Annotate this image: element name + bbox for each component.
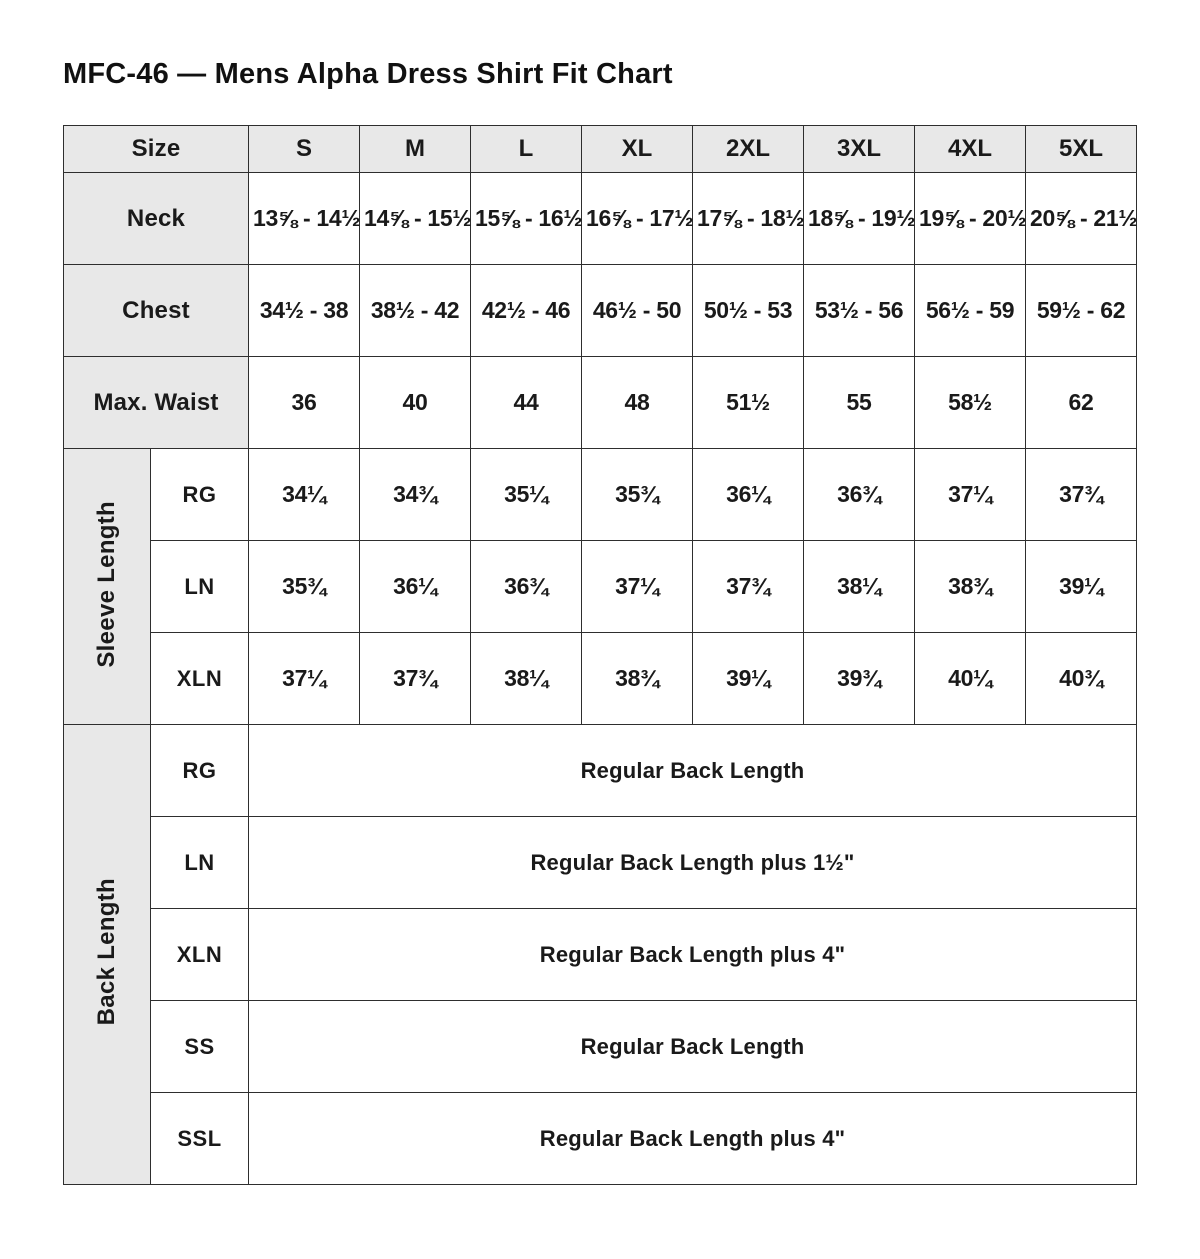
neck-row-label: Neck [64,173,249,265]
waist-cell: 48 [582,357,693,449]
sleeve-rg-cell: 37¼ [915,449,1026,541]
back-ln-label: LN [151,817,249,909]
chest-cell: 38½ - 42 [360,265,471,357]
back-ss-value: Regular Back Length [249,1001,1137,1093]
size-col-header-4xl: 4XL [915,126,1026,173]
chest-cell: 34½ - 38 [249,265,360,357]
sleeve-ln-cell: 38¾ [915,541,1026,633]
sleeve-ln-cell: 38¼ [804,541,915,633]
sleeve-xln-cell: 40¾ [1026,633,1137,725]
back-ss-row [64,1001,1137,1093]
sleeve-ln-cell: 37¼ [582,541,693,633]
neck-cell: 17⅝ - 18½ [693,173,804,265]
back-rg-value: Regular Back Length [249,725,1137,817]
sleeve-xln-row [64,633,1137,725]
neck-row [64,173,1137,265]
sleeve-ln-cell: 36¼ [360,541,471,633]
neck-cell: 14⅝ - 15½ [360,173,471,265]
sleeve-ln-label: LN [151,541,249,633]
back-xln-row [64,909,1137,1001]
size-col-header-s: S [249,126,360,173]
chest-cell: 59½ - 62 [1026,265,1137,357]
back-ssl-label: SSL [151,1093,249,1185]
sleeve-ln-cell: 37¾ [693,541,804,633]
size-col-header-l: L [471,126,582,173]
size-col-header-m: M [360,126,471,173]
back-length-section-label: Back Length [64,725,151,1185]
neck-cell: 20⅝ - 21½ [1026,173,1137,265]
header-row [64,126,1137,173]
sleeve-ln-row [64,541,1137,633]
back-ln-value: Regular Back Length plus 1½" [249,817,1137,909]
sleeve-rg-cell: 35¼ [471,449,582,541]
size-col-header-5xl: 5XL [1026,126,1137,173]
sleeve-length-section-label: Sleeve Length [64,449,151,725]
sleeve-xln-cell: 38¾ [582,633,693,725]
waist-cell: 58½ [915,357,1026,449]
sleeve-xln-cell: 39¼ [693,633,804,725]
chest-row [64,265,1137,357]
sleeve-xln-cell: 40¼ [915,633,1026,725]
chest-cell: 56½ - 59 [915,265,1026,357]
neck-cell: 16⅝ - 17½ [582,173,693,265]
page-title: MFC-46 — Mens Alpha Dress Shirt Fit Chart [63,58,673,90]
sleeve-rg-cell: 36¾ [804,449,915,541]
sleeve-ln-cell: 36¾ [471,541,582,633]
waist-cell: 40 [360,357,471,449]
sleeve-rg-cell: 34¾ [360,449,471,541]
waist-cell: 55 [804,357,915,449]
back-xln-value: Regular Back Length plus 4" [249,909,1137,1001]
chest-row-label: Chest [64,265,249,357]
sleeve-rg-label: RG [151,449,249,541]
back-rg-label: RG [151,725,249,817]
waist-cell: 44 [471,357,582,449]
neck-cell: 13⅝ - 14½ [249,173,360,265]
neck-cell: 18⅝ - 19½ [804,173,915,265]
fit-chart-table [63,125,1137,1185]
sleeve-xln-label: XLN [151,633,249,725]
sleeve-rg-cell: 34¼ [249,449,360,541]
chest-cell: 50½ - 53 [693,265,804,357]
waist-cell: 62 [1026,357,1137,449]
sleeve-xln-cell: 37¼ [249,633,360,725]
size-col-header-3xl: 3XL [804,126,915,173]
neck-cell: 15⅝ - 16½ [471,173,582,265]
back-ssl-row [64,1093,1137,1185]
chest-cell: 53½ - 56 [804,265,915,357]
back-ss-label: SS [151,1001,249,1093]
back-xln-label: XLN [151,909,249,1001]
back-ssl-value: Regular Back Length plus 4" [249,1093,1137,1185]
sleeve-xln-cell: 39¾ [804,633,915,725]
sleeve-rg-cell: 37¾ [1026,449,1137,541]
sleeve-rg-row [64,449,1137,541]
size-col-header-xl: XL [582,126,693,173]
chest-cell: 42½ - 46 [471,265,582,357]
waist-cell: 36 [249,357,360,449]
neck-cell: 19⅝ - 20½ [915,173,1026,265]
sleeve-rg-cell: 36¼ [693,449,804,541]
sleeve-ln-cell: 39¼ [1026,541,1137,633]
waist-row [64,357,1137,449]
back-rg-row [64,725,1137,817]
waist-row-label: Max. Waist [64,357,249,449]
size-col-header-2xl: 2XL [693,126,804,173]
sleeve-rg-cell: 35¾ [582,449,693,541]
sleeve-xln-cell: 37¾ [360,633,471,725]
back-ln-row [64,817,1137,909]
sleeve-ln-cell: 35¾ [249,541,360,633]
chest-cell: 46½ - 50 [582,265,693,357]
waist-cell: 51½ [693,357,804,449]
sleeve-xln-cell: 38¼ [471,633,582,725]
size-header-cell: Size [64,126,249,173]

___

**OBJECTIVE:**
Copy out the records above without changes, beginning at the line containing "neck-row-label: Neck [64,173,249,265]" and ending after the line containing "size-col-header-m: M [360,126,471,173]".

**REPLY:**
neck-row-label: Neck [64,173,249,265]
waist-cell: 48 [582,357,693,449]
sleeve-rg-cell: 37¼ [915,449,1026,541]
back-ln-label: LN [151,817,249,909]
chest-cell: 38½ - 42 [360,265,471,357]
back-ss-value: Regular Back Length [249,1001,1137,1093]
size-col-header-4xl: 4XL [915,126,1026,173]
chest-cell: 34½ - 38 [249,265,360,357]
sleeve-ln-cell: 38¾ [915,541,1026,633]
sleeve-ln-cell: 38¼ [804,541,915,633]
sleeve-xln-cell: 40¾ [1026,633,1137,725]
back-ss-row [64,1001,1137,1093]
sleeve-ln-cell: 37¼ [582,541,693,633]
neck-cell: 17⅝ - 18½ [693,173,804,265]
back-rg-value: Regular Back Length [249,725,1137,817]
sleeve-xln-row [64,633,1137,725]
neck-row [64,173,1137,265]
sleeve-ln-cell: 36¼ [360,541,471,633]
neck-cell: 14⅝ - 15½ [360,173,471,265]
sleeve-ln-label: LN [151,541,249,633]
back-xln-row [64,909,1137,1001]
size-col-header-s: S [249,126,360,173]
chest-cell: 59½ - 62 [1026,265,1137,357]
back-ssl-label: SSL [151,1093,249,1185]
sleeve-ln-cell: 37¾ [693,541,804,633]
size-col-header-l: L [471,126,582,173]
size-col-header-m: M [360,126,471,173]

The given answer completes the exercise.